Stored items:
===============

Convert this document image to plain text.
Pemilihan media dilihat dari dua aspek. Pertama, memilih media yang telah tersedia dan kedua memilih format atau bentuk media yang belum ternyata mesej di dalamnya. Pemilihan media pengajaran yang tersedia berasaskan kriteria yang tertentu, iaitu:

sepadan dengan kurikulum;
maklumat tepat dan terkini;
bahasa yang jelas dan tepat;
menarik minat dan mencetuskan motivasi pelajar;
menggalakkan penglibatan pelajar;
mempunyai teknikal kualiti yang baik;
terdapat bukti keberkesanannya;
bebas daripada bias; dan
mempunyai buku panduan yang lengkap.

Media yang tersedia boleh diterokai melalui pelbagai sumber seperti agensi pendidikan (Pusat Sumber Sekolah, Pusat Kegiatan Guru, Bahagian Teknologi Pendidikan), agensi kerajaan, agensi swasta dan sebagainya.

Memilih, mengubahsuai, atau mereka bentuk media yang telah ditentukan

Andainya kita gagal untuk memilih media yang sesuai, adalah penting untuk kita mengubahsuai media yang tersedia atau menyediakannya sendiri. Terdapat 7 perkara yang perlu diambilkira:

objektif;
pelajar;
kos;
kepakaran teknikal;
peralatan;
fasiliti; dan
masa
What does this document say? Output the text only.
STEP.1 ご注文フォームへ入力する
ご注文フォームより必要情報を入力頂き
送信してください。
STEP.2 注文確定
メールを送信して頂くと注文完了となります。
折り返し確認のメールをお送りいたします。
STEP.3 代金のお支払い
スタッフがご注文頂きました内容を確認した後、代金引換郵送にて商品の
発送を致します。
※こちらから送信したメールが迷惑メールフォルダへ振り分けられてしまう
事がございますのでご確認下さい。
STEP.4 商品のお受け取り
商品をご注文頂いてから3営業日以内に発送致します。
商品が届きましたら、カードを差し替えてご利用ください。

===============

Problem to solve
Can you restate every record above word for word?

Output below
Convert this document image to plain text.
Pemilihan media dilihat dari dua aspek. Pertama, memilih media yang telah tersedia dan kedua memilih format atau bentuk media yang belum ternyata mesej di dalamnya. Pemilihan media pengajaran yang tersedia berasaskan kriteria yang tertentu, iaitu:

sepadan dengan kurikulum;
maklumat tepat dan terkini;
bahasa yang jelas dan tepat;
menarik minat dan mencetuskan motivasi pelajar;
menggalakkan penglibatan pelajar;
mempunyai teknikal kualiti yang baik;
terdapat bukti keberkesanannya;
bebas daripada bias; dan
mempunyai buku panduan yang lengkap.

Media yang tersedia boleh diterokai melalui pelbagai sumber seperti agensi pendidikan (Pusat Sumber Sekolah, Pusat Kegiatan Guru, Bahagian Teknologi Pendidikan), agensi kerajaan, agensi swasta dan sebagainya.

Memilih, mengubahsuai, atau mereka bentuk media yang telah ditentukan

Andainya kita gagal untuk memilih media yang sesuai, adalah penting untuk kita mengubahsuai media yang tersedia atau menyediakannya sendiri. Terdapat 7 perkara yang perlu diambilkira:

objektif;
pelajar;
kos;
kepakaran teknikal;
peralatan;
fasiliti; dan
masa
What does this document say? Output the text only.
STEP.1 ご注文フォームへ入力する
ご注文フォームより必要情報を入力頂き
送信してください。
STEP.2 注文確定
メールを送信して頂くと注文完了となります。
折り返し確認のメールをお送りいたします。
STEP.3 代金のお支払い
スタッフがご注文頂きました内容を確認した後、代金引換郵送にて商品の
発送を致します。
※こちらから送信したメールが迷惑メールフォルダへ振り分けられてしまう
事がございますのでご確認下さい。
STEP.4 商品のお受け取り
商品をご注文頂いてから3営業日以内に発送致します。
商品が届きましたら、カードを差し替えてご利用ください。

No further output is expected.